— WRITTEN REQUEST —
Report every line from the material that contains the word "content".

>>>>>

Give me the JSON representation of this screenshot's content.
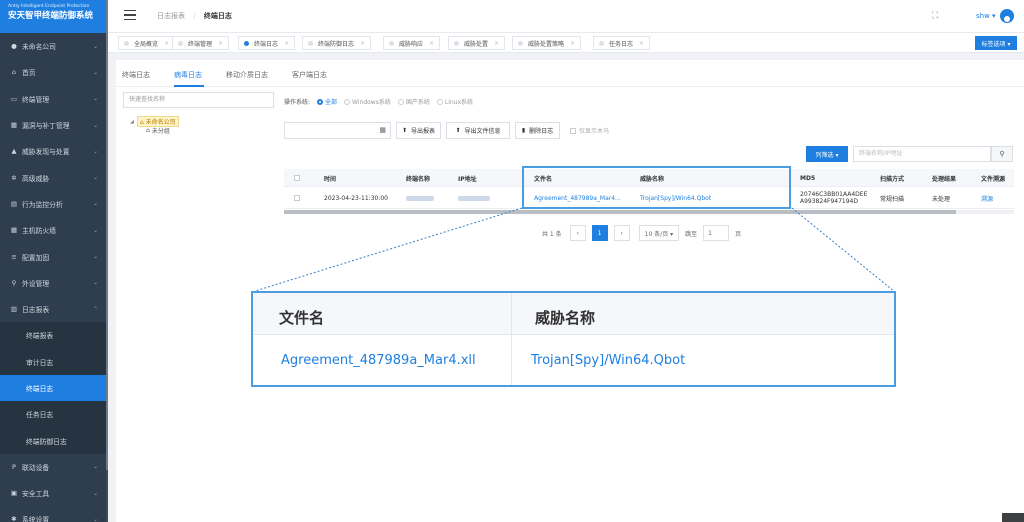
{
  "brand": {
    "subtitle": "Antiy Intelligent Endpoint Protection",
    "title": "安天智甲终端防御系统"
  },
  "sidebar": {
    "items": [
      {
        "label": "未命名公司",
        "icon": "pin-icon",
        "glyph": "●",
        "chevron": "⌄"
      },
      {
        "label": "首页",
        "icon": "home-icon",
        "glyph": "⌂",
        "chevron": "⌄"
      },
      {
        "label": "终端管理",
        "icon": "monitor-icon",
        "glyph": "▭",
        "chevron": "⌄"
      },
      {
        "label": "漏洞与补丁管理",
        "icon": "patch-icon",
        "glyph": "▦",
        "chevron": "⌄"
      },
      {
        "label": "威胁发现与处置",
        "icon": "alert-icon",
        "glyph": "▲",
        "chevron": "⌄"
      },
      {
        "label": "高级威胁",
        "icon": "bug-icon",
        "glyph": "✲",
        "chevron": "⌄"
      },
      {
        "label": "行为监控分析",
        "icon": "chart-icon",
        "glyph": "▤",
        "chevron": "⌄"
      },
      {
        "label": "主机防火墙",
        "icon": "firewall-icon",
        "glyph": "▦",
        "chevron": "⌄"
      },
      {
        "label": "配置加固",
        "icon": "config-icon",
        "glyph": "≡",
        "chevron": "⌄"
      },
      {
        "label": "外设管理",
        "icon": "usb-icon",
        "glyph": "⚲",
        "chevron": "⌄"
      },
      {
        "label": "日志报表",
        "icon": "log-icon",
        "glyph": "▥",
        "chevron": "⌃"
      }
    ],
    "subitems": [
      {
        "label": "终端报表"
      },
      {
        "label": "审计日志"
      },
      {
        "label": "终端日志"
      },
      {
        "label": "任务日志"
      },
      {
        "label": "终端防御日志"
      }
    ],
    "bottom": [
      {
        "label": "联动设备",
        "icon": "link-icon",
        "glyph": "P",
        "chevron": "⌄"
      },
      {
        "label": "安全工具",
        "icon": "toolbox-icon",
        "glyph": "▣",
        "chevron": "⌄"
      },
      {
        "label": "系统设置",
        "icon": "gear-icon",
        "glyph": "✱",
        "chevron": "⌄"
      }
    ]
  },
  "header": {
    "breadcrumb_parent": "日志报表",
    "breadcrumb_sep": "/",
    "breadcrumb_current": "终端日志",
    "fullscreen_glyph": "⛶",
    "user": "shw ▾"
  },
  "page_tabs": [
    {
      "label": "全局概览"
    },
    {
      "label": "终端管理"
    },
    {
      "label": "终端日志"
    },
    {
      "label": "终端防御日志"
    },
    {
      "label": "威胁响应"
    },
    {
      "label": "威胁处置"
    },
    {
      "label": "威胁处置策略"
    },
    {
      "label": "任务日志"
    }
  ],
  "tab_close": "×",
  "tab_options": "标签选项 ▾",
  "sub_tabs": [
    "终端日志",
    "病毒日志",
    "移动介质日志",
    "客户端日志"
  ],
  "quick_search_placeholder": "快速查找名称",
  "tree": {
    "root": "未命名公司",
    "child": "未分组",
    "arrow": "◢",
    "root_icon": "⌂",
    "child_icon": "⌂"
  },
  "os_filter": {
    "label": "操作系统:",
    "options": [
      "全部",
      "Windows系统",
      "国产系统",
      "Linux系统"
    ]
  },
  "toolbar": {
    "cal": "▦",
    "export_report": "导出报表",
    "export_file": "导出文件信息",
    "delete_log": "删除日志",
    "export_icon": "⬆",
    "delete_icon": "▮",
    "encrypt_only": "仅显示木马"
  },
  "filter_btn": "列筛选 ▾",
  "search_placeholder": "终端名称/IP地址",
  "search_glyph": "⚲",
  "table": {
    "headers": [
      "时间",
      "终端名称",
      "IP地址",
      "文件名",
      "威胁名称",
      "MD5",
      "扫描方式",
      "处理结果",
      "文件溯源"
    ],
    "row": {
      "time": "2023-04-23-11:30:00",
      "file": "Agreement_487989a_Mar4...",
      "threat": "Trojan[Spy]/Win64.Qbot",
      "md5_1": "20746C3BB01AA4DEE",
      "md5_2": "A993824F947194D",
      "scan": "常规扫描",
      "result": "未处理",
      "trace": "溯源"
    }
  },
  "pager": {
    "total": "共 1 条",
    "prev": "‹",
    "page": "1",
    "next": "›",
    "size": "10 条/页 ▾",
    "goto": "跳至",
    "goto_value": "1",
    "page_suffix": "页"
  },
  "callout": {
    "col1": "文件名",
    "col2": "威胁名称",
    "file": "Agreement_487989a_Mar4.xll",
    "threat": "Trojan[Spy]/Win64.Qbot"
  },
  "colors": {
    "accent": "#1f7fe0",
    "sidebar": "#2f3e4f",
    "highlight": "#4a9de0"
  }
}
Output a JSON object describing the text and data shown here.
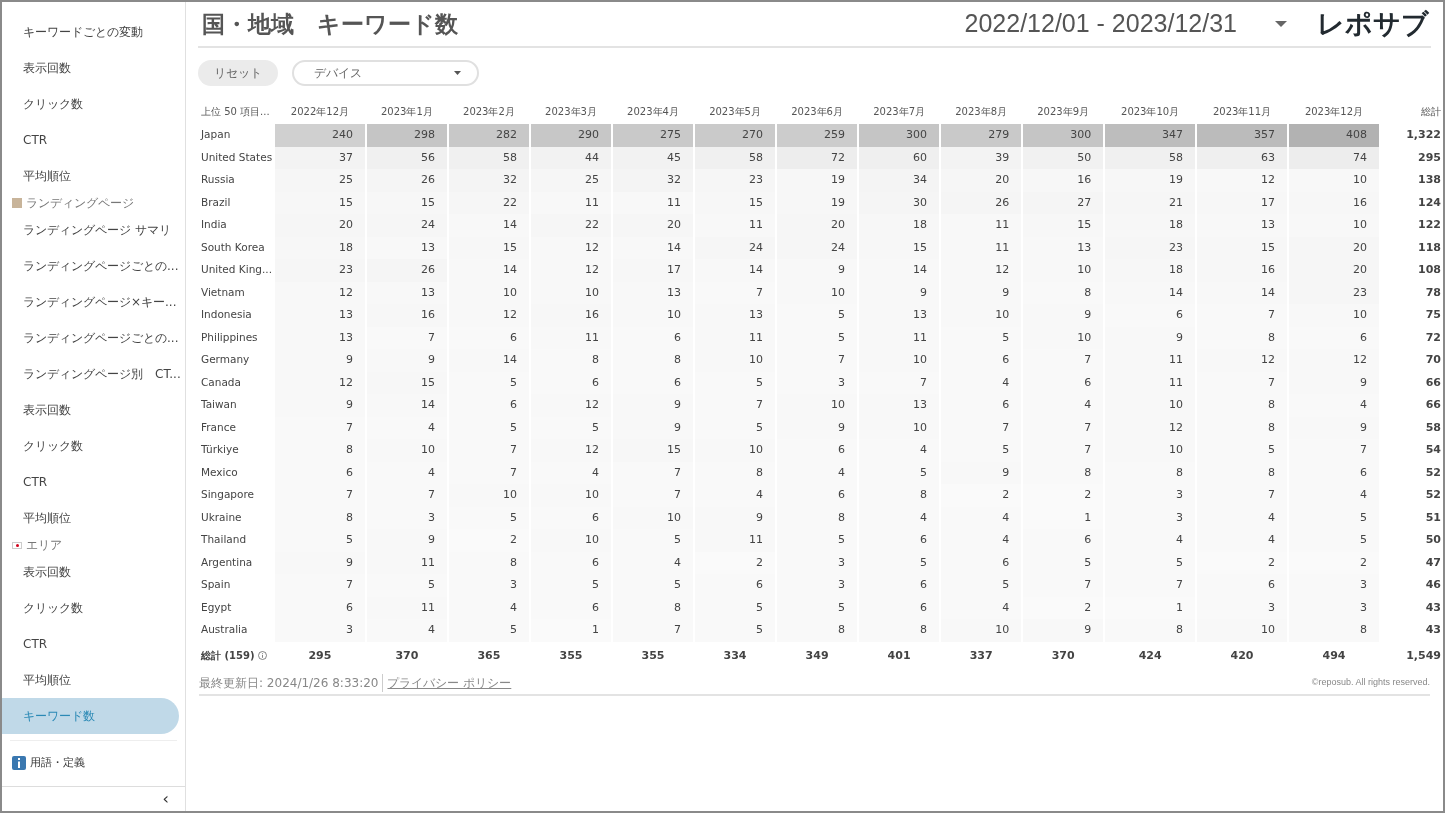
{
  "sidebar": {
    "items": [
      {
        "kind": "item",
        "label": "キーワードごとの変動",
        "selected": false
      },
      {
        "kind": "item",
        "label": "表示回数",
        "selected": false
      },
      {
        "kind": "item",
        "label": "クリック数",
        "selected": false
      },
      {
        "kind": "item",
        "label": "CTR",
        "selected": false
      },
      {
        "kind": "item",
        "label": "平均順位",
        "selected": false
      },
      {
        "kind": "section",
        "label": "ランディングページ"
      },
      {
        "kind": "item",
        "label": "ランディングページ サマリ",
        "selected": false
      },
      {
        "kind": "item",
        "label": "ランディングページごとの...",
        "selected": false
      },
      {
        "kind": "item",
        "label": "ランディングページ×キー...",
        "selected": false
      },
      {
        "kind": "item",
        "label": "ランディングページごとの...",
        "selected": false
      },
      {
        "kind": "item",
        "label": "ランディングページ別　CT...",
        "selected": false
      },
      {
        "kind": "item",
        "label": "表示回数",
        "selected": false
      },
      {
        "kind": "item",
        "label": "クリック数",
        "selected": false
      },
      {
        "kind": "item",
        "label": "CTR",
        "selected": false
      },
      {
        "kind": "item",
        "label": "平均順位",
        "selected": false
      },
      {
        "kind": "section",
        "label": "エリア"
      },
      {
        "kind": "item",
        "label": "表示回数",
        "selected": false
      },
      {
        "kind": "item",
        "label": "クリック数",
        "selected": false
      },
      {
        "kind": "item",
        "label": "CTR",
        "selected": false
      },
      {
        "kind": "item",
        "label": "平均順位",
        "selected": false
      },
      {
        "kind": "item",
        "label": "キーワード数",
        "selected": true
      }
    ],
    "glossary": "用語・定義",
    "collapse": "‹"
  },
  "header": {
    "title": "国・地域　キーワード数",
    "date_range": "2022/12/01 - 2023/12/31",
    "logo": "レポサブ"
  },
  "controls": {
    "reset": "リセット",
    "device_dropdown": "デバイス"
  },
  "table": {
    "columns": [
      "上位 50 項目...",
      "2022年12月",
      "2023年1月",
      "2023年2月",
      "2023年3月",
      "2023年4月",
      "2023年5月",
      "2023年6月",
      "2023年7月",
      "2023年8月",
      "2023年9月",
      "2023年10月",
      "2023年11月",
      "2023年12月",
      "総計"
    ],
    "rows": [
      {
        "country": "Japan",
        "values": [
          "240",
          "298",
          "282",
          "290",
          "275",
          "270",
          "259",
          "300",
          "279",
          "300",
          "347",
          "357",
          "408"
        ],
        "total": "1,322"
      },
      {
        "country": "United States",
        "values": [
          "37",
          "56",
          "58",
          "44",
          "45",
          "58",
          "72",
          "60",
          "39",
          "50",
          "58",
          "63",
          "74"
        ],
        "total": "295"
      },
      {
        "country": "Russia",
        "values": [
          "25",
          "26",
          "32",
          "25",
          "32",
          "23",
          "19",
          "34",
          "20",
          "16",
          "19",
          "12",
          "10"
        ],
        "total": "138"
      },
      {
        "country": "Brazil",
        "values": [
          "15",
          "15",
          "22",
          "11",
          "11",
          "15",
          "19",
          "30",
          "26",
          "27",
          "21",
          "17",
          "16"
        ],
        "total": "124"
      },
      {
        "country": "India",
        "values": [
          "20",
          "24",
          "14",
          "22",
          "20",
          "11",
          "20",
          "18",
          "11",
          "15",
          "18",
          "13",
          "10"
        ],
        "total": "122"
      },
      {
        "country": "South Korea",
        "values": [
          "18",
          "13",
          "15",
          "12",
          "14",
          "24",
          "24",
          "15",
          "11",
          "13",
          "23",
          "15",
          "20"
        ],
        "total": "118"
      },
      {
        "country": "United King...",
        "values": [
          "23",
          "26",
          "14",
          "12",
          "17",
          "14",
          "9",
          "14",
          "12",
          "10",
          "18",
          "16",
          "20"
        ],
        "total": "108"
      },
      {
        "country": "Vietnam",
        "values": [
          "12",
          "13",
          "10",
          "10",
          "13",
          "7",
          "10",
          "9",
          "9",
          "8",
          "14",
          "14",
          "23"
        ],
        "total": "78"
      },
      {
        "country": "Indonesia",
        "values": [
          "13",
          "16",
          "12",
          "16",
          "10",
          "13",
          "5",
          "13",
          "10",
          "9",
          "6",
          "7",
          "10"
        ],
        "total": "75"
      },
      {
        "country": "Philippines",
        "values": [
          "13",
          "7",
          "6",
          "11",
          "6",
          "11",
          "5",
          "11",
          "5",
          "10",
          "9",
          "8",
          "6"
        ],
        "total": "72"
      },
      {
        "country": "Germany",
        "values": [
          "9",
          "9",
          "14",
          "8",
          "8",
          "10",
          "7",
          "10",
          "6",
          "7",
          "11",
          "12",
          "12"
        ],
        "total": "70"
      },
      {
        "country": "Canada",
        "values": [
          "12",
          "15",
          "5",
          "6",
          "6",
          "5",
          "3",
          "7",
          "4",
          "6",
          "11",
          "7",
          "9"
        ],
        "total": "66"
      },
      {
        "country": "Taiwan",
        "values": [
          "9",
          "14",
          "6",
          "12",
          "9",
          "7",
          "10",
          "13",
          "6",
          "4",
          "10",
          "8",
          "4"
        ],
        "total": "66"
      },
      {
        "country": "France",
        "values": [
          "7",
          "4",
          "5",
          "5",
          "9",
          "5",
          "9",
          "10",
          "7",
          "7",
          "12",
          "8",
          "9"
        ],
        "total": "58"
      },
      {
        "country": "Türkiye",
        "values": [
          "8",
          "10",
          "7",
          "12",
          "15",
          "10",
          "6",
          "4",
          "5",
          "7",
          "10",
          "5",
          "7"
        ],
        "total": "54"
      },
      {
        "country": "Mexico",
        "values": [
          "6",
          "4",
          "7",
          "4",
          "7",
          "8",
          "4",
          "5",
          "9",
          "8",
          "8",
          "8",
          "6"
        ],
        "total": "52"
      },
      {
        "country": "Singapore",
        "values": [
          "7",
          "7",
          "10",
          "10",
          "7",
          "4",
          "6",
          "8",
          "2",
          "2",
          "3",
          "7",
          "4"
        ],
        "total": "52"
      },
      {
        "country": "Ukraine",
        "values": [
          "8",
          "3",
          "5",
          "6",
          "10",
          "9",
          "8",
          "4",
          "4",
          "1",
          "3",
          "4",
          "5"
        ],
        "total": "51"
      },
      {
        "country": "Thailand",
        "values": [
          "5",
          "9",
          "2",
          "10",
          "5",
          "11",
          "5",
          "6",
          "4",
          "6",
          "4",
          "4",
          "5"
        ],
        "total": "50"
      },
      {
        "country": "Argentina",
        "values": [
          "9",
          "11",
          "8",
          "6",
          "4",
          "2",
          "3",
          "5",
          "6",
          "5",
          "5",
          "2",
          "2"
        ],
        "total": "47"
      },
      {
        "country": "Spain",
        "values": [
          "7",
          "5",
          "3",
          "5",
          "5",
          "6",
          "3",
          "6",
          "5",
          "7",
          "7",
          "6",
          "3"
        ],
        "total": "46"
      },
      {
        "country": "Egypt",
        "values": [
          "6",
          "11",
          "4",
          "6",
          "8",
          "5",
          "5",
          "6",
          "4",
          "2",
          "1",
          "3",
          "3"
        ],
        "total": "43"
      },
      {
        "country": "Australia",
        "values": [
          "3",
          "4",
          "5",
          "1",
          "7",
          "5",
          "8",
          "8",
          "10",
          "9",
          "8",
          "10",
          "8"
        ],
        "total": "43"
      }
    ],
    "totals": {
      "label": "総計 (159)",
      "values": [
        "295",
        "370",
        "365",
        "355",
        "355",
        "334",
        "349",
        "401",
        "337",
        "370",
        "424",
        "420",
        "494"
      ],
      "total": "1,549"
    }
  },
  "footer": {
    "updated": "最終更新日: 2024/1/26 8:33:20",
    "privacy_link": "プライバシー ポリシー",
    "copyright": "©reposub. All rights reserved."
  }
}
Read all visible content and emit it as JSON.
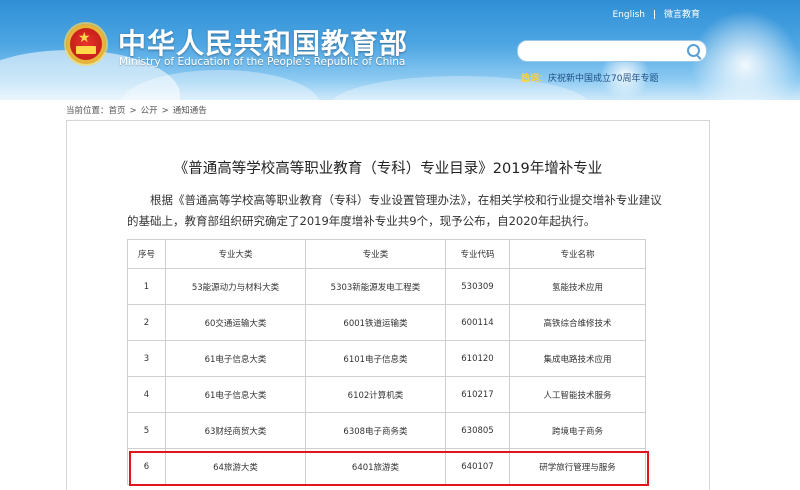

<<<<<

— WRITTEN RESPONSE —
Give me the JSON representation of this screenshot's content.
Read all visible content and emit it as JSON.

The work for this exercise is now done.